Dataset items
_____

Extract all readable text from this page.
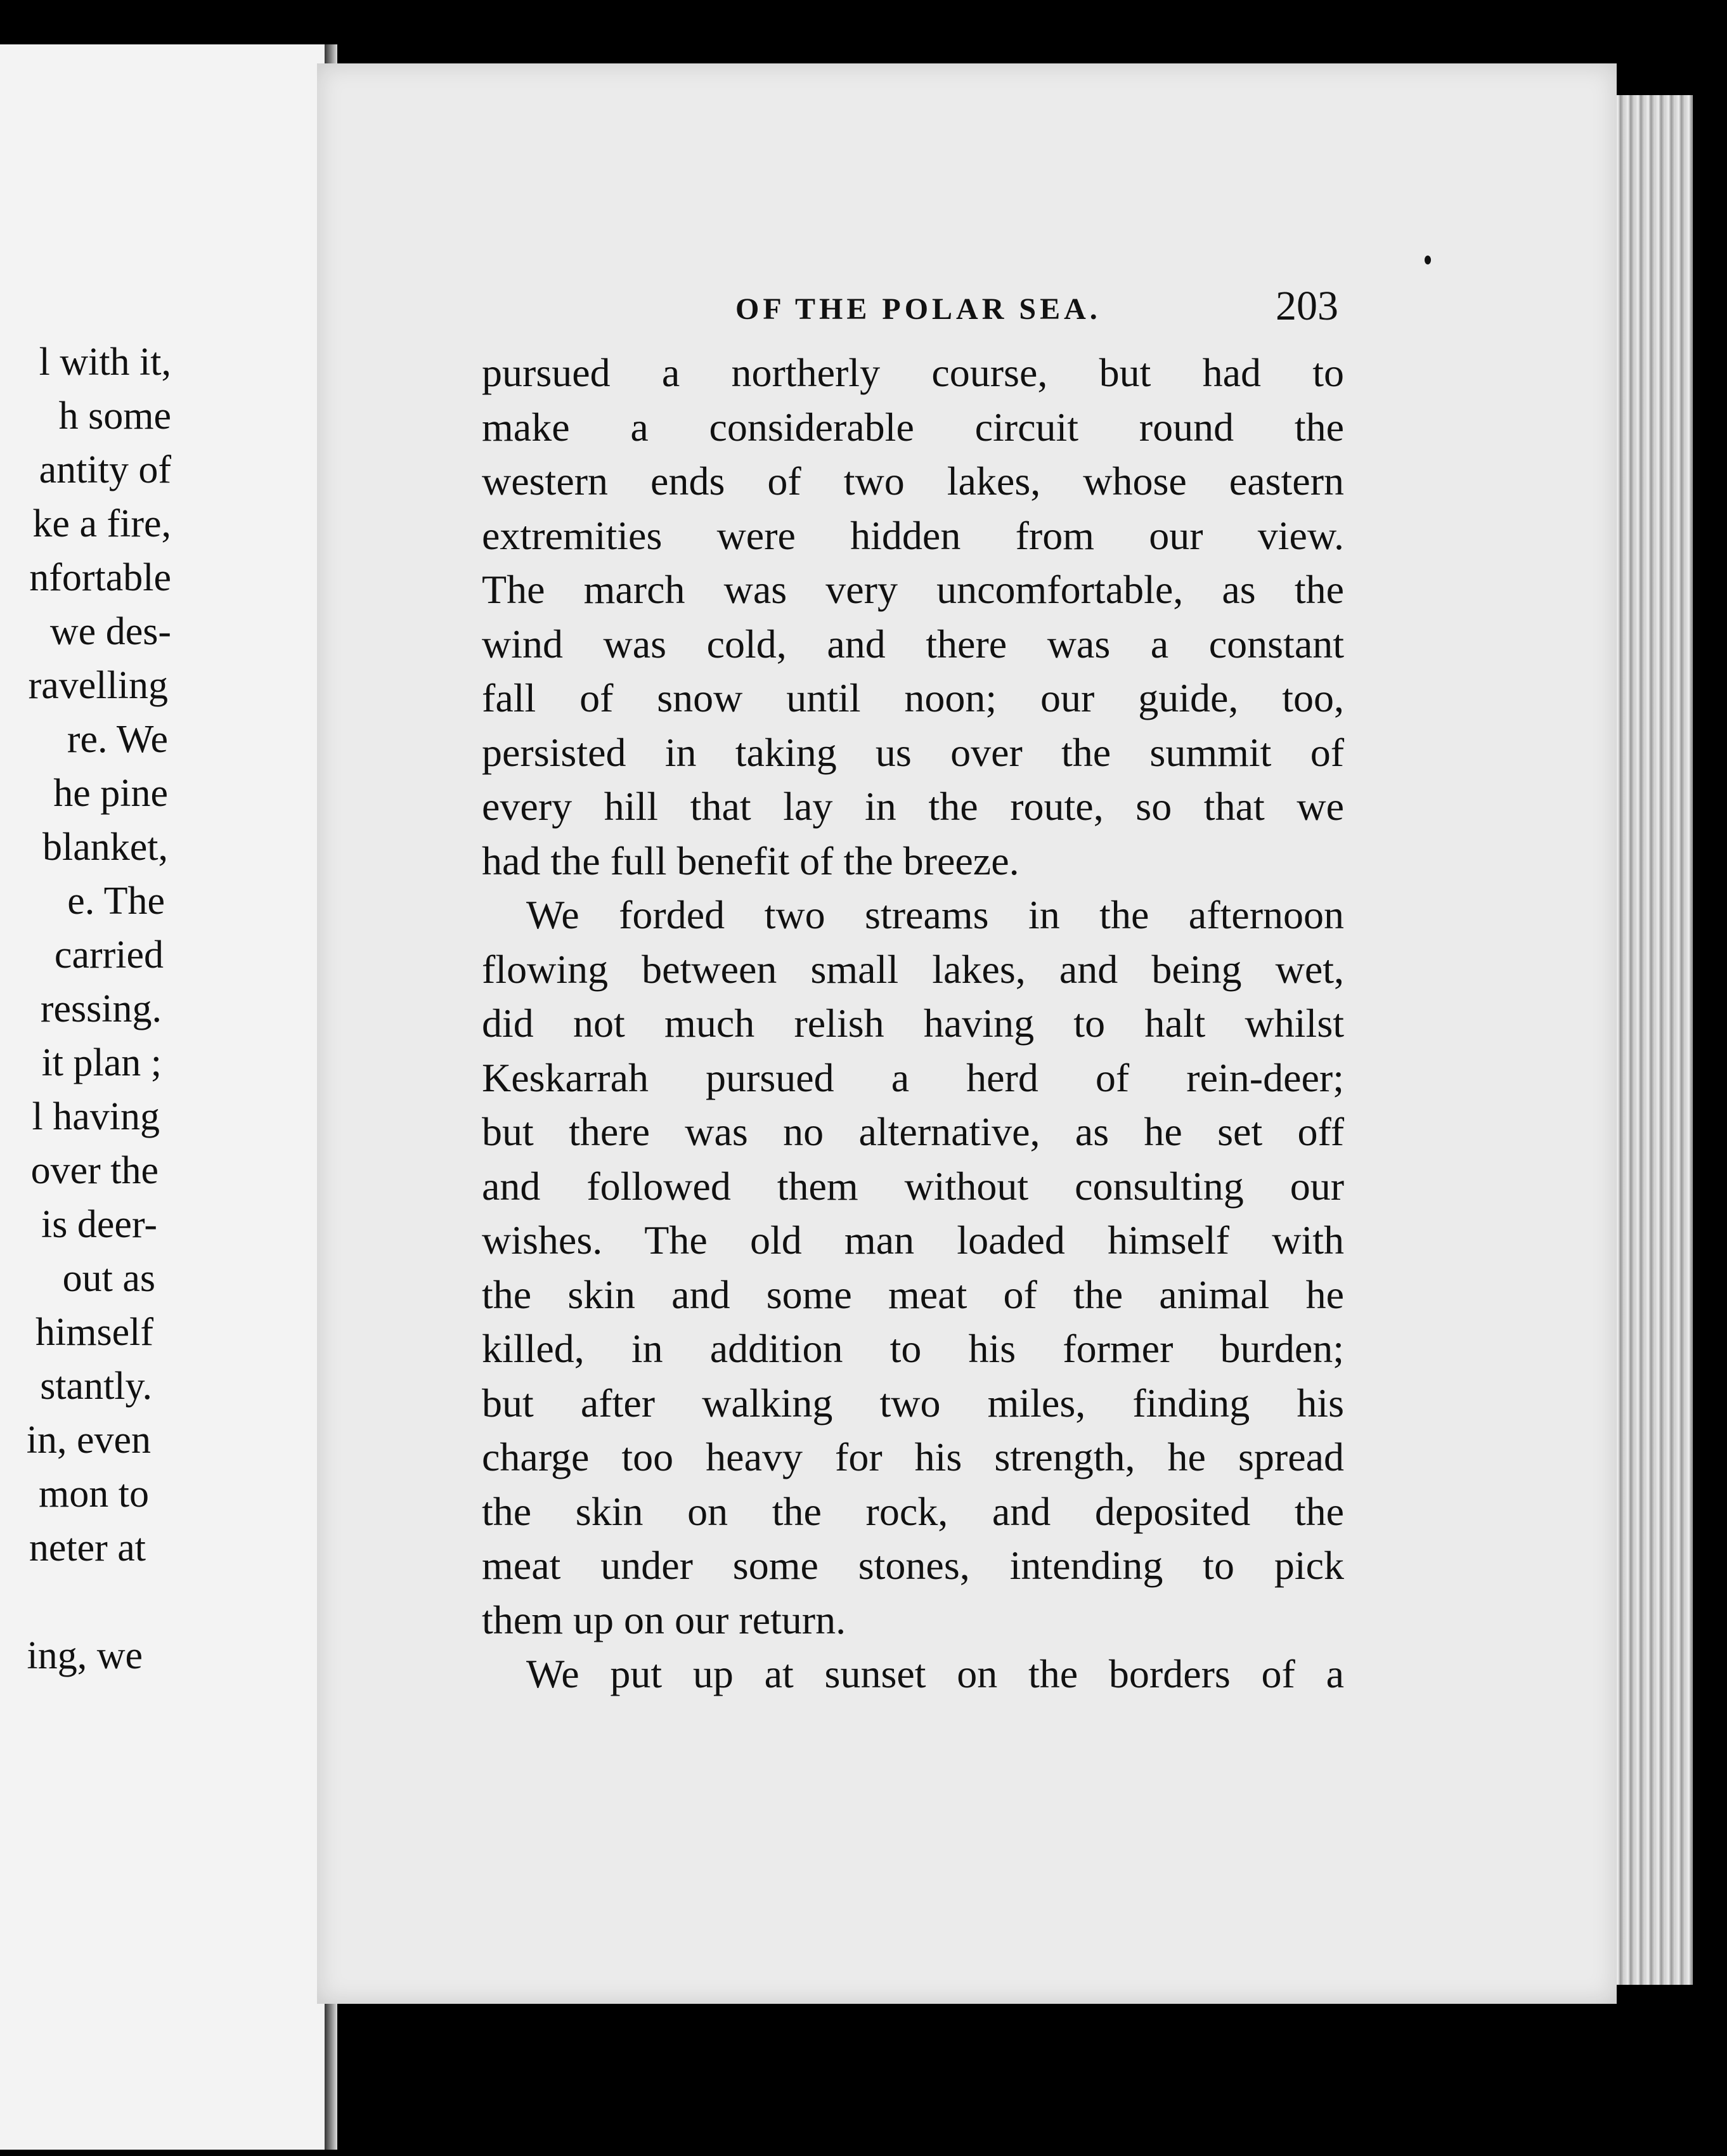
l with it,
h some
antity of
ke a fire,
nfortable
we des-
ravelling
re. We
he pine
blanket,
e. The
carried
ressing.
it plan ;
l having
over the
is deer-
out as
himself
stantly.
in, even
mon to
neter at
ing, we
OF THE POLAR SEA.	203
pursued a northerly course, but had to
make a considerable circuit round the
western ends of two lakes, whose eastern
extremities were hidden from our view.
The march was very uncomfortable, as the
wind was cold, and there was a constant
fall of snow until noon; our guide, too,
persisted in taking us over the summit of
every hill that lay in the route, so that we
had the full benefit of the breeze.
We forded two streams in the afternoon
flowing between small lakes, and being wet,
did not much relish having to halt whilst
Keskarrah pursued a herd of rein-deer;
but there was no alternative, as he set off
and followed them without consulting our
wishes. The old man loaded himself with
the skin and some meat of the animal he
killed, in addition to his former burden;
but after walking two miles, finding his
charge too heavy for his strength, he spread
the skin on the rock, and deposited the
meat under some stones, intending to pick
them up on our return.
We put up at sunset on the borders of a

_____

» **What you will do**
Reproduce the data verbatim. Do not carry any picture into the copy.

» **Result**
Extract all readable text from this page.
l with it,
h some
antity of
ke a fire,
nfortable
we des-
ravelling
re. We
he pine
blanket,
e. The
carried
ressing.
it plan ;
l having
over the
is deer-
out as
himself
stantly.
in, even
mon to
neter at
ing, we
OF THE POLAR SEA.	203
pursued a northerly course, but had to
make a considerable circuit round the
western ends of two lakes, whose eastern
extremities were hidden from our view.
The march was very uncomfortable, as the
wind was cold, and there was a constant
fall of snow until noon; our guide, too,
persisted in taking us over the summit of
every hill that lay in the route, so that we
had the full benefit of the breeze.
We forded two streams in the afternoon
flowing between small lakes, and being wet,
did not much relish having to halt whilst
Keskarrah pursued a herd of rein-deer;
but there was no alternative, as he set off
and followed them without consulting our
wishes. The old man loaded himself with
the skin and some meat of the animal he
killed, in addition to his former burden;
but after walking two miles, finding his
charge too heavy for his strength, he spread
the skin on the rock, and deposited the
meat under some stones, intending to pick
them up on our return.
We put up at sunset on the borders of a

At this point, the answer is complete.